# [What needs to be done]
Answer with one number: how many lines hold "ffffff".

[Entries from a dataset]
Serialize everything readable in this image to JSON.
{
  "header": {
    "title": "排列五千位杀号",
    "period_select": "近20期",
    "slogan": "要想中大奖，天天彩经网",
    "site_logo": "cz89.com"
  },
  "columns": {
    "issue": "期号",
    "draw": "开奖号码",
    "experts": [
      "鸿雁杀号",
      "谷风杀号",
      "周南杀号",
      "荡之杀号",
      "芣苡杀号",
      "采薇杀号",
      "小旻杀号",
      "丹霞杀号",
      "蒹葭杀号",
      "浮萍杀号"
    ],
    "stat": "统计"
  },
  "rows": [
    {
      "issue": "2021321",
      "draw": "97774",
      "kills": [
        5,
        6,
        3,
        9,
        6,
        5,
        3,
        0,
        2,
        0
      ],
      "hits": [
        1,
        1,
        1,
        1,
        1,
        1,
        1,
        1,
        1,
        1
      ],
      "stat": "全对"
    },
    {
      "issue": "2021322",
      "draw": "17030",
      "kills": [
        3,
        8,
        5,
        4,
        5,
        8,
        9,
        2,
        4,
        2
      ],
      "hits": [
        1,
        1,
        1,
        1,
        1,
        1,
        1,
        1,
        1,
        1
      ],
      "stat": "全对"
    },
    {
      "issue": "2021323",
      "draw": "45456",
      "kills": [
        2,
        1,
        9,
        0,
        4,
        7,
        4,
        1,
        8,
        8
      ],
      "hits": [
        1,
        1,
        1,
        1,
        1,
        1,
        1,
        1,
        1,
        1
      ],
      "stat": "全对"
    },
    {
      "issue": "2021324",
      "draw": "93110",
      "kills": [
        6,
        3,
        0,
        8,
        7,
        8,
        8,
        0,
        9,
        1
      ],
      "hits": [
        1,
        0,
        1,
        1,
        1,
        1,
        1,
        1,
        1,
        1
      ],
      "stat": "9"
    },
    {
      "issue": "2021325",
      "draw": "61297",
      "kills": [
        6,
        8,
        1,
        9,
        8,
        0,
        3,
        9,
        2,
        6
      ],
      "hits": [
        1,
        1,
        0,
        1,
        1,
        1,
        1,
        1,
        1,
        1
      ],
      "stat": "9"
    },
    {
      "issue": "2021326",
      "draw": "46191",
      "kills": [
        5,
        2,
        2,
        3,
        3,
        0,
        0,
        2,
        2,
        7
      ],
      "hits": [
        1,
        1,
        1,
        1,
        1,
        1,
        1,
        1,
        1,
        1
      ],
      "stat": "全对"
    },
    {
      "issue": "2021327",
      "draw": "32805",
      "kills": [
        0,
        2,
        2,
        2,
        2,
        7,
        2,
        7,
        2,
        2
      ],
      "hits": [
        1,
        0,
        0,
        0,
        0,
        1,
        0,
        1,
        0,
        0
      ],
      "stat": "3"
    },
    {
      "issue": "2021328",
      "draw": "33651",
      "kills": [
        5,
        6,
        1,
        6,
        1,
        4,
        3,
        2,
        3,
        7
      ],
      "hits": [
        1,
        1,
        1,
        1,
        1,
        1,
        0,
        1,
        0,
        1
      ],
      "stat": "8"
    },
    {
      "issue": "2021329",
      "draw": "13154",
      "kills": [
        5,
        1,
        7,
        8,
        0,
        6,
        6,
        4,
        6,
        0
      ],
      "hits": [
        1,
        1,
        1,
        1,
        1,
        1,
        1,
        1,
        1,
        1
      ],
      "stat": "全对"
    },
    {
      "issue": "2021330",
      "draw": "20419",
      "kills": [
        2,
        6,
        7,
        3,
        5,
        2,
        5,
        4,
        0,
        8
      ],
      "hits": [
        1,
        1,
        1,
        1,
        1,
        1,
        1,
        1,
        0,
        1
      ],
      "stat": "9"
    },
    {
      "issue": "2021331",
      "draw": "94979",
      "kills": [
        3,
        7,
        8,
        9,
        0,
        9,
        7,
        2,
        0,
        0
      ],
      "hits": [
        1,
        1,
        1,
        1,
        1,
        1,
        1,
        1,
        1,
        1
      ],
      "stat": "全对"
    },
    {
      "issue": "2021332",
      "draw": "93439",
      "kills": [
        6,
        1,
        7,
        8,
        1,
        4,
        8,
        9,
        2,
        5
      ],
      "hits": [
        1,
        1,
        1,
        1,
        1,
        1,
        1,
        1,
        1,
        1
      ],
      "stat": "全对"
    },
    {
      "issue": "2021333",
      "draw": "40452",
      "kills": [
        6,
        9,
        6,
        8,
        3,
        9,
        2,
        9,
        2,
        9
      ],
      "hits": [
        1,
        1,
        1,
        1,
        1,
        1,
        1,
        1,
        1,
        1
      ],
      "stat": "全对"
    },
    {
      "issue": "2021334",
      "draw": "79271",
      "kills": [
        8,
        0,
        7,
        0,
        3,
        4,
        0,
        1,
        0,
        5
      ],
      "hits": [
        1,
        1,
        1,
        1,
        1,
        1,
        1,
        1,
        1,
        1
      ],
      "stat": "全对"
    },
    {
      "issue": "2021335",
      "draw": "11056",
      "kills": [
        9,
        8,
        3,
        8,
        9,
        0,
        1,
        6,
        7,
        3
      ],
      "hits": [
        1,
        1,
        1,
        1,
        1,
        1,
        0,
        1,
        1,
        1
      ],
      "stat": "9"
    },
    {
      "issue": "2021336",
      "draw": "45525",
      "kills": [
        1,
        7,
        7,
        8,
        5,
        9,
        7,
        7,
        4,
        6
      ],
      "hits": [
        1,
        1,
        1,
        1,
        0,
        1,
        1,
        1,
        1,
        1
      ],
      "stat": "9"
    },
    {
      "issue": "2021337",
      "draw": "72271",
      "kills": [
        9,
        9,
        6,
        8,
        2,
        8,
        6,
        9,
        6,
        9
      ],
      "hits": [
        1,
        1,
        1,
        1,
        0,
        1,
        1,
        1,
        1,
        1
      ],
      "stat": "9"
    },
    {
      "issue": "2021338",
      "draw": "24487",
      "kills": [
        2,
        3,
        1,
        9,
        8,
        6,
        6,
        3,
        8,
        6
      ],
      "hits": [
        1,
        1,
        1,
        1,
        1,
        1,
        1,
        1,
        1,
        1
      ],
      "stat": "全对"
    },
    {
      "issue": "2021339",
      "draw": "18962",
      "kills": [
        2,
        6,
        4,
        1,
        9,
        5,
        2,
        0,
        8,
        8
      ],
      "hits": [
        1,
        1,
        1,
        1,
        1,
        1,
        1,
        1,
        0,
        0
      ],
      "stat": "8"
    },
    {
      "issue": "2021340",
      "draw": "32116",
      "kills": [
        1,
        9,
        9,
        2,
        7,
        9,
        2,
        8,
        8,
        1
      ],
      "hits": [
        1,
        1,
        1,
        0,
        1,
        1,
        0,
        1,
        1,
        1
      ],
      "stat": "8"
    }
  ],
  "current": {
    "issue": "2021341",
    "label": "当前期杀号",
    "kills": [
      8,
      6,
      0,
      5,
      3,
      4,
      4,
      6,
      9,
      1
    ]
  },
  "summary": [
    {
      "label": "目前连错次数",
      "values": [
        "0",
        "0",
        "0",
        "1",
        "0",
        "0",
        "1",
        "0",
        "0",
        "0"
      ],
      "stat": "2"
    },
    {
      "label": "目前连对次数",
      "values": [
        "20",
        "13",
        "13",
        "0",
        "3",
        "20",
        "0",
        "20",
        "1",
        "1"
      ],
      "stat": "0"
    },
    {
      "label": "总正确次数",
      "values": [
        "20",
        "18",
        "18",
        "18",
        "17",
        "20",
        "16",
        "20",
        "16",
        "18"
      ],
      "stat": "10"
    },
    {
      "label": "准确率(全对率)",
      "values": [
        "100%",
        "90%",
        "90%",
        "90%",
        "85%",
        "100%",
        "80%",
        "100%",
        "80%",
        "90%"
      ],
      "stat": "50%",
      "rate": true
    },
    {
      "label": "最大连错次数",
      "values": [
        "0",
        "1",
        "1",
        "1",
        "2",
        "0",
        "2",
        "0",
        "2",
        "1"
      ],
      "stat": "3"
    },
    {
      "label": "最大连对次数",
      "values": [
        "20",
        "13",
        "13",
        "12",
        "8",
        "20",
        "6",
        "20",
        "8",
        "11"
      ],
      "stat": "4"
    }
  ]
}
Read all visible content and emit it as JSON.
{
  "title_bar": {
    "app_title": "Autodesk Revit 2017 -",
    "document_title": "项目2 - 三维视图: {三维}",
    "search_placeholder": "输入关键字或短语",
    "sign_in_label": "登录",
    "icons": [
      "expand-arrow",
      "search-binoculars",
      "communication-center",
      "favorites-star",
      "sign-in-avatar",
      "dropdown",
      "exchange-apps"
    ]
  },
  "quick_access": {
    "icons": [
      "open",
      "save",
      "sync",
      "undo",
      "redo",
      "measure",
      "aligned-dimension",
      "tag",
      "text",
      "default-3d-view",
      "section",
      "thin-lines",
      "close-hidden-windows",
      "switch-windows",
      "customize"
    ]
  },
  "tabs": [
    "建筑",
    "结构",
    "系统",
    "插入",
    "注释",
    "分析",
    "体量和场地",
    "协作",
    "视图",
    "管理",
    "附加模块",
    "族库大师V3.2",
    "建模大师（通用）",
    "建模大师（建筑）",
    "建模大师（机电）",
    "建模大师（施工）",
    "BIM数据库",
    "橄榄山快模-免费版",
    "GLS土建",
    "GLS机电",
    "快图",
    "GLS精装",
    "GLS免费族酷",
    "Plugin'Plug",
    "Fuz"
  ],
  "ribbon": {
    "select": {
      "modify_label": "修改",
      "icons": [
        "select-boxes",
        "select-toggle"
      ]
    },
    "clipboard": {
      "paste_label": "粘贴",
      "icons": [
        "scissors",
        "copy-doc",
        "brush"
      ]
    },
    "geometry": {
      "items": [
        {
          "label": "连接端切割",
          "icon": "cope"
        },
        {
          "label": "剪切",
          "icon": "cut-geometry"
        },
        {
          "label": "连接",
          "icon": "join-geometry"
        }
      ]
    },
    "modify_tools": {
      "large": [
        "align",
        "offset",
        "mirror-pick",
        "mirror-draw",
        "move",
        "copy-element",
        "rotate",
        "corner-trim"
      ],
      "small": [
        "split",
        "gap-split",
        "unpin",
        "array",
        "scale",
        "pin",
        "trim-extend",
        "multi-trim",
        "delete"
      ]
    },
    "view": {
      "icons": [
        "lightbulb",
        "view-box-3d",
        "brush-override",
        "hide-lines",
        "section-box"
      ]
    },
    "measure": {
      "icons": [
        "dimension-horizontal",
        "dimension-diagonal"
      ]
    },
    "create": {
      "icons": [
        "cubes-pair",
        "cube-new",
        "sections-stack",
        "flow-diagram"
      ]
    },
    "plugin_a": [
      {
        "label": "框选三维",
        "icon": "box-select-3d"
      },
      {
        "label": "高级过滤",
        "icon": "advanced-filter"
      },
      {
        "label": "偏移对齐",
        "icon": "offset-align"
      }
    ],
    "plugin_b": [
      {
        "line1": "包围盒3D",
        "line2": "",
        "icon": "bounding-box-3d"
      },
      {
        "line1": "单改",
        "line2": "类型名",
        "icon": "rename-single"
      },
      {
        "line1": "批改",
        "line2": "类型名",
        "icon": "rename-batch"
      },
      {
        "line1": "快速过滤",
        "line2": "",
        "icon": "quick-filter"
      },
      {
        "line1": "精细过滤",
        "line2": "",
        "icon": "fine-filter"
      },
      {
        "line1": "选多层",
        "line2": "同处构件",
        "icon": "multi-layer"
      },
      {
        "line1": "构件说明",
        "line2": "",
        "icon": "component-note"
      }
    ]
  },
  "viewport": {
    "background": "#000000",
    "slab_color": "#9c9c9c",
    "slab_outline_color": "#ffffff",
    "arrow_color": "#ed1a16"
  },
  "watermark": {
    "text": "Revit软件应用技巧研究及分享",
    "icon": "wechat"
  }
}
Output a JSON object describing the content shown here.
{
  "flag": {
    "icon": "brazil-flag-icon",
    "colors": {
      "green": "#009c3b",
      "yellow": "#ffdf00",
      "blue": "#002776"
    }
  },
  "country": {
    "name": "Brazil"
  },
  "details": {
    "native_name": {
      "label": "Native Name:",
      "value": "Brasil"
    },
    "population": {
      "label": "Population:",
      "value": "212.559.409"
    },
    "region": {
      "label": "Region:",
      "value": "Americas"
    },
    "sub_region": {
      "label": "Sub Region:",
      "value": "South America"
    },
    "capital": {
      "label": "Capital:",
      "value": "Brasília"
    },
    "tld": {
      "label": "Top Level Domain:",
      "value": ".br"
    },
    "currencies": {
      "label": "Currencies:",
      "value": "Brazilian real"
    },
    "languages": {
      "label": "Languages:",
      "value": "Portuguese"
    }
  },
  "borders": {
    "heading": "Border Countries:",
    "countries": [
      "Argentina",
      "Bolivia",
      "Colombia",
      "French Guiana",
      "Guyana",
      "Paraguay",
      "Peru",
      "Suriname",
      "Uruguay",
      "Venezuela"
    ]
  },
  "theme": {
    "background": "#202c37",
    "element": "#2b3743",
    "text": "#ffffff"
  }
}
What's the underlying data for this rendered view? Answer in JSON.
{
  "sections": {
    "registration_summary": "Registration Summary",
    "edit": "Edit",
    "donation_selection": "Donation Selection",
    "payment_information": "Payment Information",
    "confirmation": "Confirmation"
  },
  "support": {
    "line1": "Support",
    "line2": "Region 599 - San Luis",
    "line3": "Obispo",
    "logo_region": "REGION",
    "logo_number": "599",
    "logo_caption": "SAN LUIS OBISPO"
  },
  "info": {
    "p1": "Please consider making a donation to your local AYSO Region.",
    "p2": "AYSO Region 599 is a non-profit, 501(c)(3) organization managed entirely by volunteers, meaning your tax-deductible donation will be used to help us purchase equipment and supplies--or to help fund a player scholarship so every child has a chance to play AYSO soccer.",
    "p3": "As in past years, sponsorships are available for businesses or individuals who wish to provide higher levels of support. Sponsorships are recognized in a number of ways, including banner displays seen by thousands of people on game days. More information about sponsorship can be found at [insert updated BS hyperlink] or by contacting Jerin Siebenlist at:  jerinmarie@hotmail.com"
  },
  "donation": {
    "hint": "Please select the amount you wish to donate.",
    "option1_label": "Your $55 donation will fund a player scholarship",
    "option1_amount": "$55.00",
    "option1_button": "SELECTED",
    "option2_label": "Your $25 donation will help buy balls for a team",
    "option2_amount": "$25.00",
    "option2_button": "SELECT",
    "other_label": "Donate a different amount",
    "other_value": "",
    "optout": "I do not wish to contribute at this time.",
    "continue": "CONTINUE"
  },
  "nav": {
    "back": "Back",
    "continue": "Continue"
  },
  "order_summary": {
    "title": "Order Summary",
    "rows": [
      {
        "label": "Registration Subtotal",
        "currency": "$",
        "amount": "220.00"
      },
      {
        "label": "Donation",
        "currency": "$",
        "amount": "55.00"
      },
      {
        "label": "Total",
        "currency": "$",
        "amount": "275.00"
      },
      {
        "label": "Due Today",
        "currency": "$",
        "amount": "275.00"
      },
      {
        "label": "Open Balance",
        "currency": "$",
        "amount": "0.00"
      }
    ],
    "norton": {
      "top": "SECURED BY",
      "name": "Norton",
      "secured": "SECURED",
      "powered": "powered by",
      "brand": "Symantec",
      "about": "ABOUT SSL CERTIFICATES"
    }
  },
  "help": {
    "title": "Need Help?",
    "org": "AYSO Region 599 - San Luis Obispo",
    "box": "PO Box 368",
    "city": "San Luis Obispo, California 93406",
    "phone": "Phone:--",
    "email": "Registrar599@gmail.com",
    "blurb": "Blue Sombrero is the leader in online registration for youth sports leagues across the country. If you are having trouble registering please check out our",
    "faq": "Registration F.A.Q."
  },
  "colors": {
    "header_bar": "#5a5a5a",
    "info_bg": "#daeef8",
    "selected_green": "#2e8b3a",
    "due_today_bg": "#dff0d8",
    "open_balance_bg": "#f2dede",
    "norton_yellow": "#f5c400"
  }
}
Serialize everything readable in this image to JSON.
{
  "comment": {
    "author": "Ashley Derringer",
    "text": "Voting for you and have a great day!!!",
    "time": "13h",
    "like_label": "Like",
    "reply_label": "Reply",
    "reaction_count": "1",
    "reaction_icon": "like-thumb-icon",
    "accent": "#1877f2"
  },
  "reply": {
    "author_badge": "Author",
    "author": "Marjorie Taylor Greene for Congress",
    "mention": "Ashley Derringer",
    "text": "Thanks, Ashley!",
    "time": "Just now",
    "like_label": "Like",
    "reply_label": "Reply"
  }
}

# [Exercise result]
2